▶ _Questions_
1. Using the text on keeping CRISC certification valid, answer:
(a) How many total hours of professional development must be completed over the first 3 years?
(b) By what date each year must proof of completed hours be submitted?
(c) Does professional development completed for an employer count towards these hours?
2. Write the next part of the text on keeping CRISC certification valid, picking up after its last sentence.

Keeping Your Certification Valid

  1. Complete 120 hours of professional development over 3 years. For your first 3 years as a certified CRISC specialist, you are on a probationary period. Complete 120 total hours of professional development over the next 3 years to pass this probationary period. You can do this by completing online training through the IASCA, or by completing classwork at an independent third-party provider that works with the IASCA.[11]
    • These hours are referred to as CPEs. CPE stands for continuing professional education.
  2. Submit proof that you completed at least 20 hours every year by December 31st. Before the end of the year, go online to your IASCA profile and submit a log of the professional development hours that you completed over the course of the year. Upload any supporting documents as requested by the IASCA. Do this for the first 3 years until you hit 120 hours.[12]
    • Professional development you complete for your employer does not count towards these hours.
    • You are completely certified at this point, but the IASCA requires professional development to ensure that their certificate holders remain on the cutting edge of the IT and risk analysis fields.

[Collection entries]

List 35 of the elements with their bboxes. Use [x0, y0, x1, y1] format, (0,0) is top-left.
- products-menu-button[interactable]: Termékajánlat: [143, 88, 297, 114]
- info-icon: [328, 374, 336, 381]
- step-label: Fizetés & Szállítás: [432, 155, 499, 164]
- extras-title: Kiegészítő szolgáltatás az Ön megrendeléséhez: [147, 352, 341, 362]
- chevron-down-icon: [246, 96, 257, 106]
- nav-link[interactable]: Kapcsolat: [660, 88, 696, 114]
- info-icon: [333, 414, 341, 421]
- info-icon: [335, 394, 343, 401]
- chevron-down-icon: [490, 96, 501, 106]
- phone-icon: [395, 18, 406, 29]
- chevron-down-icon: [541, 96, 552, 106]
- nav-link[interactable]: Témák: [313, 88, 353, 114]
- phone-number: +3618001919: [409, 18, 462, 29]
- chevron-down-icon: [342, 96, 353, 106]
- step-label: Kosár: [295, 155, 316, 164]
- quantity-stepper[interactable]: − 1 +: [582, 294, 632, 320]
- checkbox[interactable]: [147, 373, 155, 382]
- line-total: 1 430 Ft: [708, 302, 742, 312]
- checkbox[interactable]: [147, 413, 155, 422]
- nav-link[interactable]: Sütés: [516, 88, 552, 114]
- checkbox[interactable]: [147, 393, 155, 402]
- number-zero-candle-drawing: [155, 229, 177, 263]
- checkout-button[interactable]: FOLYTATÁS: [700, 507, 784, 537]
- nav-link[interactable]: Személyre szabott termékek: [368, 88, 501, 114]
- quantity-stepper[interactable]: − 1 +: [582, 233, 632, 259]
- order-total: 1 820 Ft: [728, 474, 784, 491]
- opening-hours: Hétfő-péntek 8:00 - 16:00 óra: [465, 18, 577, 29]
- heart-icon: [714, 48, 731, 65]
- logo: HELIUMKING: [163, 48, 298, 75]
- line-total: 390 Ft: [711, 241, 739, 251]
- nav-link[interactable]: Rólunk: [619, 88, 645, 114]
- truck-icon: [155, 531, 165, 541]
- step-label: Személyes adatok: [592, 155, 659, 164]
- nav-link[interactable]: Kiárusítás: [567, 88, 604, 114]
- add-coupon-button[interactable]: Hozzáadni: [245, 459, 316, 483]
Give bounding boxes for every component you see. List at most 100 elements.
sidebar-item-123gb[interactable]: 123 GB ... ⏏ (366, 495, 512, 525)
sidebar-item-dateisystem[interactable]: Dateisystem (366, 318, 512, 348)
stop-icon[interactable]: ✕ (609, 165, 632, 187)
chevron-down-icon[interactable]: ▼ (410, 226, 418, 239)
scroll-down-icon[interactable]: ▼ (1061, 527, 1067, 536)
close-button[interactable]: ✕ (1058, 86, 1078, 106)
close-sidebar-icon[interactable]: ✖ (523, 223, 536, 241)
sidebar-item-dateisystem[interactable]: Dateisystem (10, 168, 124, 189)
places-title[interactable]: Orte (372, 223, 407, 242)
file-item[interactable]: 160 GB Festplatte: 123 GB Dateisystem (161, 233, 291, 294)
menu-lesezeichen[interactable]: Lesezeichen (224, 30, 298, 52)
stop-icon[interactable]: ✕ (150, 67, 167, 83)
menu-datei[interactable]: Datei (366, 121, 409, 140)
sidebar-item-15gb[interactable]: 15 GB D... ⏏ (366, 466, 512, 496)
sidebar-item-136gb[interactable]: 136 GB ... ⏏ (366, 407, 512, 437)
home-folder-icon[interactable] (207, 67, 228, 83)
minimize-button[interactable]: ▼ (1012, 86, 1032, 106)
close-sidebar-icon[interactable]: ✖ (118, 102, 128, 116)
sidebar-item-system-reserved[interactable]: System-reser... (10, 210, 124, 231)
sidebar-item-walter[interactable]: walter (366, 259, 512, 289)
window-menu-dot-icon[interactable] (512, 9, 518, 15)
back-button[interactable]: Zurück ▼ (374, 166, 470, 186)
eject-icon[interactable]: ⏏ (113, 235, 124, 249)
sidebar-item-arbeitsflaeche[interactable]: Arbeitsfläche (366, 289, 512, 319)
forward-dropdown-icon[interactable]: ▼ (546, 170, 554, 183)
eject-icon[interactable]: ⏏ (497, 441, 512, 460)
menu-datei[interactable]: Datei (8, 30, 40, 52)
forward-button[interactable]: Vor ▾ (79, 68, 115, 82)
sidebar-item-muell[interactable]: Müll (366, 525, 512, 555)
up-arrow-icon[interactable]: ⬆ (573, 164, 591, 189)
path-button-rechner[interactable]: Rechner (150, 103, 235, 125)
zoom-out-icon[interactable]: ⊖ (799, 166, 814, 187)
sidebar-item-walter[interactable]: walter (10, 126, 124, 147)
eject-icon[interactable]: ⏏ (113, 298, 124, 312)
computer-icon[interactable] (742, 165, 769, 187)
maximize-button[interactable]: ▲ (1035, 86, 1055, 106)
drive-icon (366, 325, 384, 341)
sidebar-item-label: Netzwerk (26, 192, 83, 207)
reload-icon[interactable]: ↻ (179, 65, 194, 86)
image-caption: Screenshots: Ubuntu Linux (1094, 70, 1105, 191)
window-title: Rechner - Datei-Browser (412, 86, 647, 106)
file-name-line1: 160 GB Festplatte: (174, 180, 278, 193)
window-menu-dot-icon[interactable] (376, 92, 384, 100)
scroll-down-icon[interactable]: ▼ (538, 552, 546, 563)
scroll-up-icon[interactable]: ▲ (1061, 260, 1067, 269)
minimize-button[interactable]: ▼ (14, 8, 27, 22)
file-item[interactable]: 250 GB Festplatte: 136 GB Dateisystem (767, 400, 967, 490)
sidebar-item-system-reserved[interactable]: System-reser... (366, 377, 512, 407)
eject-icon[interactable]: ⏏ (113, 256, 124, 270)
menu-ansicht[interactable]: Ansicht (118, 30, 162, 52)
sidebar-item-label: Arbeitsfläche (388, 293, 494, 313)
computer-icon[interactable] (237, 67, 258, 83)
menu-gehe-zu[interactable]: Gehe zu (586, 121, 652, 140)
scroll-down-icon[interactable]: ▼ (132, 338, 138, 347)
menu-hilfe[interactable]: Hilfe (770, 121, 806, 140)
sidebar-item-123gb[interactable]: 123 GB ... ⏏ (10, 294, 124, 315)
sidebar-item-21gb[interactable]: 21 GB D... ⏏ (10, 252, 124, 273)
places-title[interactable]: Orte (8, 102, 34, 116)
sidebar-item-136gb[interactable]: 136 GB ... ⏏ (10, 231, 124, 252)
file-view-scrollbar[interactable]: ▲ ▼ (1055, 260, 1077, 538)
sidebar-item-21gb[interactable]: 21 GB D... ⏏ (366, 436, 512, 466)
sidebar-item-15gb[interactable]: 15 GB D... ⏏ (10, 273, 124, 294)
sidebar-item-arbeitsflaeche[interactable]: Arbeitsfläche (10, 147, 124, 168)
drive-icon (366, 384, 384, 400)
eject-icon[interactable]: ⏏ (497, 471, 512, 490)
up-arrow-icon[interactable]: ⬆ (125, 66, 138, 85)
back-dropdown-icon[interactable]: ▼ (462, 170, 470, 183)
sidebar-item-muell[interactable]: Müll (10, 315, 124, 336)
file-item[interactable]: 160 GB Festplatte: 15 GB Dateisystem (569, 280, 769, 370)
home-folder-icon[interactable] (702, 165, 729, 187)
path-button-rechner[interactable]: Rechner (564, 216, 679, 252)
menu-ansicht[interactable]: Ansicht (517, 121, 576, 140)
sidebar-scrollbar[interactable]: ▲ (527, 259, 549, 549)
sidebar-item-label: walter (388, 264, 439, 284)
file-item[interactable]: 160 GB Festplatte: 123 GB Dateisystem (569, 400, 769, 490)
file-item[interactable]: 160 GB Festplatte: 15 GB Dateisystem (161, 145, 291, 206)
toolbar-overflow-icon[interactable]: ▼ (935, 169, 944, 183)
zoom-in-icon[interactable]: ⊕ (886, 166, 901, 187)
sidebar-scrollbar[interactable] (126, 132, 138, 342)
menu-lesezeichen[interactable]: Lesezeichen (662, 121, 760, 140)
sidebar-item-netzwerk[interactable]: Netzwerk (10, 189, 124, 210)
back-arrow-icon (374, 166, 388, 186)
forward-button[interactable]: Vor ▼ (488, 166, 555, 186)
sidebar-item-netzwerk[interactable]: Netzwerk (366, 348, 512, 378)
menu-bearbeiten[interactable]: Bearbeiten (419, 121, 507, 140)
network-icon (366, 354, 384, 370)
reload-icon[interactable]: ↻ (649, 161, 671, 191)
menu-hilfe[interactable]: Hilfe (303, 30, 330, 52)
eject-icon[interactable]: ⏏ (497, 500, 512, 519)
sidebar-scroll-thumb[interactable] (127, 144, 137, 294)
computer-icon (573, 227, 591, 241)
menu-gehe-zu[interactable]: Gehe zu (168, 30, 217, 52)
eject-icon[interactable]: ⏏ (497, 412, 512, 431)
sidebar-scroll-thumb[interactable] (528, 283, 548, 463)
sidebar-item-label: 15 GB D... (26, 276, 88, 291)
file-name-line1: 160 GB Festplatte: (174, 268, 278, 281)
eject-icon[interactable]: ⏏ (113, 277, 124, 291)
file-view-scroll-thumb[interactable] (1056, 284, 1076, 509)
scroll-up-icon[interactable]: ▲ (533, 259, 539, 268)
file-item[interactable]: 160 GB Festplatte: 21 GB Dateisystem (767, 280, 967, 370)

▶ _Task answers_
1.
(a) 120 hours
(b) December 31st
(c) No

2.
  3. Comply with IASCA audits by submitting documentation they request. For 3 years, hold on to proof that you’ve completed your CPE hours. Keep receipts for online classes, and hold to on to the coursework that you complete. The IASCA audits some CRISC certificate holders randomly to ensure that people are completing the work. Failure to comply with these audits or submit the necessary paperwork results in an immediate revocation of your CRISC certificate.[13]
  4. Pay your yearly maintenance fees to keep your certification active. The IASCA requires certificate holders to pay a small annual fee to keep their nonprofit organization functioning. Do this online through the IASCA website. It costs $45 a year for members of the IASCA and $85 for non-members.
    • If you aren’t already a member of the IASCA, keep in mind that it only costs $50 a year. This means that you’ll only save $40 a year on your maintenance fees.


  • You get a discount on any further certifications you pursue through the IASCA if you’ve already earned your CRISC certification.